>> Start

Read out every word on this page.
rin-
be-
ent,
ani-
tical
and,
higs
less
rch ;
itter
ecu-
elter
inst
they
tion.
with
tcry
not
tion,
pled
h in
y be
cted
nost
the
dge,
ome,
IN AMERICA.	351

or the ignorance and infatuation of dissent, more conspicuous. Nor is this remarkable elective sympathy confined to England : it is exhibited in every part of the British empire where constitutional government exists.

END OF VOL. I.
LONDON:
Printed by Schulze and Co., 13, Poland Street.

>> End

* EXERCISE DIRECTIONS: Reproduce each entry word for word.

* ANSWER IN FULL:
Read out every word on this page.
rin-
be-
ent,
ani-
tical
and,
higs
less
rch ;
itter
ecu-
elter
inst
they
tion.
with
tcry
not
tion,
pled
h in
y be
cted
nost
the
dge,
ome,
IN AMERICA.	351

or the ignorance and infatuation of dissent, more conspicuous. Nor is this remarkable elective sympathy confined to England : it is exhibited in every part of the British empire where constitutional government exists.

END OF VOL. I.
LONDON:
Printed by Schulze and Co., 13, Poland Street.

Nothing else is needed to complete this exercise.